Work to complete: If a line in the data contains "disponible", copy it out.

Extracted data:
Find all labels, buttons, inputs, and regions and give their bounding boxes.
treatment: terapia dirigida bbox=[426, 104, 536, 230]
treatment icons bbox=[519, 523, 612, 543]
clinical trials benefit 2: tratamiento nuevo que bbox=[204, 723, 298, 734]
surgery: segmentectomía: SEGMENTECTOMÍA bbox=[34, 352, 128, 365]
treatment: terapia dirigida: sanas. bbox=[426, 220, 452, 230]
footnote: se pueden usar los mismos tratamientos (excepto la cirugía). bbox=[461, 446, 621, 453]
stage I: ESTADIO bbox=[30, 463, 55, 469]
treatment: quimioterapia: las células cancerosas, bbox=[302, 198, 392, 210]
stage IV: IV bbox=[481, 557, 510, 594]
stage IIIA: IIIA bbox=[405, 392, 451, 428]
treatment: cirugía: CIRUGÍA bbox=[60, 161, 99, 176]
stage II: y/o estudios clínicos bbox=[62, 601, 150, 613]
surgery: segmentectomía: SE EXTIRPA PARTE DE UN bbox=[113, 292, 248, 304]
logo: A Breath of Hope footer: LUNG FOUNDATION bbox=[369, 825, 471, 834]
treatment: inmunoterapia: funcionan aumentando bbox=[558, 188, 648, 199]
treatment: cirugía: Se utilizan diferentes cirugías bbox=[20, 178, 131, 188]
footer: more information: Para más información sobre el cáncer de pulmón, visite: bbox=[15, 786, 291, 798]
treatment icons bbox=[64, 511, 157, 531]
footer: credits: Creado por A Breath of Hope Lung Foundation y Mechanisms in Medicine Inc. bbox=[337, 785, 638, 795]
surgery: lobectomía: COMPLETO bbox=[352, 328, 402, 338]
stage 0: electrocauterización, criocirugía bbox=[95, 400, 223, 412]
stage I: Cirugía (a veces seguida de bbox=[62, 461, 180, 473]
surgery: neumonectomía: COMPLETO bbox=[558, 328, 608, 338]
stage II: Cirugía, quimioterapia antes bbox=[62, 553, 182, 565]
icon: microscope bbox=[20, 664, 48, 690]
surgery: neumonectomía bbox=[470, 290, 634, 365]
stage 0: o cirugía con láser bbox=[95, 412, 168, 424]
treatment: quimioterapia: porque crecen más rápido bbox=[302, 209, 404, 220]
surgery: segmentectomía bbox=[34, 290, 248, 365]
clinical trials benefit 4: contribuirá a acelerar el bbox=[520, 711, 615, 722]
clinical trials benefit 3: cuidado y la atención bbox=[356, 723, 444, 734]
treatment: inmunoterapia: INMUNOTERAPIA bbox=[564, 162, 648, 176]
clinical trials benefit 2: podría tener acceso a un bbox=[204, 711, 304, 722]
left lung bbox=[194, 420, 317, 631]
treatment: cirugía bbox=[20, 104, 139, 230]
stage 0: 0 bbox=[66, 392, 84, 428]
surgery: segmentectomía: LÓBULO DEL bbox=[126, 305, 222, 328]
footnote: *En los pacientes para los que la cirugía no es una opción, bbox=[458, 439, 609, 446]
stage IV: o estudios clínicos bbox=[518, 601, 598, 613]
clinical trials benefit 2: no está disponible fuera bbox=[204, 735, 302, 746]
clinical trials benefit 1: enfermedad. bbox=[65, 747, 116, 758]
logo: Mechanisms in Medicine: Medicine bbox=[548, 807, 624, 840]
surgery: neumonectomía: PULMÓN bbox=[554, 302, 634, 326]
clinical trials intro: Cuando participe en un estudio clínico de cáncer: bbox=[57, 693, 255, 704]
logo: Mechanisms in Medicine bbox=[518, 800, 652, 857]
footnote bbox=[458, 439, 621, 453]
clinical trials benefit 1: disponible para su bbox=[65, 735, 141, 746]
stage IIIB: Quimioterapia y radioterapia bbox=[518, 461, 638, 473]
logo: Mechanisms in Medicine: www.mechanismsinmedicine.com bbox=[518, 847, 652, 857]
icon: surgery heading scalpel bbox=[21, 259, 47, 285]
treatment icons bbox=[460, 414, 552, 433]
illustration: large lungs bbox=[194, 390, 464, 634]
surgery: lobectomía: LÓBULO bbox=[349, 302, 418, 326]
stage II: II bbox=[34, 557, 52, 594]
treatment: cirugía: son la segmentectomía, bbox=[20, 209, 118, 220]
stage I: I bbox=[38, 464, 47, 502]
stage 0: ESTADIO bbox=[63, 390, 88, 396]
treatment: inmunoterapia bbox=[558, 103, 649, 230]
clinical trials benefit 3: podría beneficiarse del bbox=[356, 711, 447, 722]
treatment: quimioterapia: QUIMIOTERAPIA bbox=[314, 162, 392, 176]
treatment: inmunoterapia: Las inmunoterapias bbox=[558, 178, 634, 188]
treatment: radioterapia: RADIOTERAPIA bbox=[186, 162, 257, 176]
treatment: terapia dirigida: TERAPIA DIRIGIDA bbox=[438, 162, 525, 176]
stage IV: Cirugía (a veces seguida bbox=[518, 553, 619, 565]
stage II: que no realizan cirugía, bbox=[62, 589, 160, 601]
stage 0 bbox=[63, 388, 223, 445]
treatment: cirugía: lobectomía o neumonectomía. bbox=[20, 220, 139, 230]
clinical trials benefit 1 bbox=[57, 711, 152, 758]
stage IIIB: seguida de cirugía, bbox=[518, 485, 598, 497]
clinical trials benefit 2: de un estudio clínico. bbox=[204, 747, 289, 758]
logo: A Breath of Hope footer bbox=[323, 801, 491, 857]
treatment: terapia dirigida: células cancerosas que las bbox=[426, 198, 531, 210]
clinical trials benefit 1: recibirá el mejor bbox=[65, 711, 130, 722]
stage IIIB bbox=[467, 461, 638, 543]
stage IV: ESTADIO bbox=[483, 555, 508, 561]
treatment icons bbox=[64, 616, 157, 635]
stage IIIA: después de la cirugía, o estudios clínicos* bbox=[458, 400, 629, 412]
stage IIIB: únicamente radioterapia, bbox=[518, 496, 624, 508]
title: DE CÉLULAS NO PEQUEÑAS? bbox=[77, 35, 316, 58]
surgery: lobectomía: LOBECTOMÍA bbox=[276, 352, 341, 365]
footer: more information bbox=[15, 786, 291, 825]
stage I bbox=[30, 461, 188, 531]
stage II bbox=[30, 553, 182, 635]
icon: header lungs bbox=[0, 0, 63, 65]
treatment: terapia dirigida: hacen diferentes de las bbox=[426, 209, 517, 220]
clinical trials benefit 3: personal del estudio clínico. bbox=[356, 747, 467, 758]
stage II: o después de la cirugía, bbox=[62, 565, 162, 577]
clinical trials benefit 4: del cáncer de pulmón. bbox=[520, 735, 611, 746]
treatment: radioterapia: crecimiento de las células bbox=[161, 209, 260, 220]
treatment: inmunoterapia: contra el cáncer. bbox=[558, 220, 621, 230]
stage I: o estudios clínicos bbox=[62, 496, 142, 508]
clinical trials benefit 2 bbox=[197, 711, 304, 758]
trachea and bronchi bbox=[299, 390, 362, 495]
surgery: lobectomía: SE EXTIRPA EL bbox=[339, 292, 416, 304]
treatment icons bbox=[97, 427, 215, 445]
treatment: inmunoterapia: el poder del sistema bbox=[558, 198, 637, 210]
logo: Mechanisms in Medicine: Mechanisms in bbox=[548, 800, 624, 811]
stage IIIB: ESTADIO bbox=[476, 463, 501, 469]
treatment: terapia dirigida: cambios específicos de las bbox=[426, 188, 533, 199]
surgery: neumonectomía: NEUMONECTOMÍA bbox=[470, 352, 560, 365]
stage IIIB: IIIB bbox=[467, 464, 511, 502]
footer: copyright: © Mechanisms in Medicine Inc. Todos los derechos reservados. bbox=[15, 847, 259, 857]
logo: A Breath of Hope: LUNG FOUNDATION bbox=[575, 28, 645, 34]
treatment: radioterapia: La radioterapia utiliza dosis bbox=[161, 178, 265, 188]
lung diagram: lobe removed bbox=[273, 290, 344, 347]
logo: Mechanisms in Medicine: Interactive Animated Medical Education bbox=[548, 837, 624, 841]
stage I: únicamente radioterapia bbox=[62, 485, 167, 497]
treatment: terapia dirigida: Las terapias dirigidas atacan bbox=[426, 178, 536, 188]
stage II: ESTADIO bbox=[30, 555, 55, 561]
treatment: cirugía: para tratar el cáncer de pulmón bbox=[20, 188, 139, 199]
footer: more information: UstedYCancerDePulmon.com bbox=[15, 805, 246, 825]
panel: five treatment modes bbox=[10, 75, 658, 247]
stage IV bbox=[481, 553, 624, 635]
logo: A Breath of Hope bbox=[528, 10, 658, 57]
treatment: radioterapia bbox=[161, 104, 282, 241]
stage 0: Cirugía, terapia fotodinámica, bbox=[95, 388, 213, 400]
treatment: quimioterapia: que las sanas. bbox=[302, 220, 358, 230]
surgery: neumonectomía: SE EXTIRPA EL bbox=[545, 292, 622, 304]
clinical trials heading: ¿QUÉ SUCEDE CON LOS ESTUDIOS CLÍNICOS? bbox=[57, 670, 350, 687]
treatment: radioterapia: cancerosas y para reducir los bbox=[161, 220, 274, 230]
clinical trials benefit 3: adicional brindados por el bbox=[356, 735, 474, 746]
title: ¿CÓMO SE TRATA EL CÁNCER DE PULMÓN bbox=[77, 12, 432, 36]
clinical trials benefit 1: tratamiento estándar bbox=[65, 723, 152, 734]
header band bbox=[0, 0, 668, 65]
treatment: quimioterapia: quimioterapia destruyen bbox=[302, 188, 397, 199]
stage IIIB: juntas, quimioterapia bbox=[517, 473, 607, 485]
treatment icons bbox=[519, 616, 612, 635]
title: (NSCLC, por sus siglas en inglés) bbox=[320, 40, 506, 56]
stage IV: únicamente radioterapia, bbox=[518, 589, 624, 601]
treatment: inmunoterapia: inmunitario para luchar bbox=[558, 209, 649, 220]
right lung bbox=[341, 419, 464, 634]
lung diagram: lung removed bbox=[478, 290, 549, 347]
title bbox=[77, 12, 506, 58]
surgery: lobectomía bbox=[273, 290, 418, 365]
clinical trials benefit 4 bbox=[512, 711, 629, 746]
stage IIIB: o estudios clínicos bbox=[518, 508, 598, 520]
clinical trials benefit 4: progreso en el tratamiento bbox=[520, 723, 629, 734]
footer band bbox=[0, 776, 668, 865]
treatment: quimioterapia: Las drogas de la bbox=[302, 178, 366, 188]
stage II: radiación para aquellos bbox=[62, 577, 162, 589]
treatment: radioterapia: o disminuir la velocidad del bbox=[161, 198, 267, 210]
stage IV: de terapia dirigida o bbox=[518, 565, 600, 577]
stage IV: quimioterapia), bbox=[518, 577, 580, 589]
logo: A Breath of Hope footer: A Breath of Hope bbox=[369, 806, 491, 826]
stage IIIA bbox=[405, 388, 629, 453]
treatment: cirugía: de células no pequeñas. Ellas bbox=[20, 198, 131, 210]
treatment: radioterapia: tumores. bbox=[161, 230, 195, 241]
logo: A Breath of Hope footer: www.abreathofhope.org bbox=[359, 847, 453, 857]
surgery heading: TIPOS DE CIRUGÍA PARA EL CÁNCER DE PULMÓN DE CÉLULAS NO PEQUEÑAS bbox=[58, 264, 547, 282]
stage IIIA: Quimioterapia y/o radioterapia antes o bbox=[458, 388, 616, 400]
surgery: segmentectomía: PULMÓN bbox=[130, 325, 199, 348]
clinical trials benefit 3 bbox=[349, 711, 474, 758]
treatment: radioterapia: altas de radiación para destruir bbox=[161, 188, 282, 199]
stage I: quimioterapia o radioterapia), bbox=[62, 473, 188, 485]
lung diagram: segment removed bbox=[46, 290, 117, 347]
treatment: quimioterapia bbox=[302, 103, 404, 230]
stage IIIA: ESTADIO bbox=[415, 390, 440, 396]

Solution to this exercise:
clinical trials benefit 2: no está disponible fuera bbox=[204, 735, 302, 746]
clinical trials benefit 1: disponible para su bbox=[65, 735, 141, 746]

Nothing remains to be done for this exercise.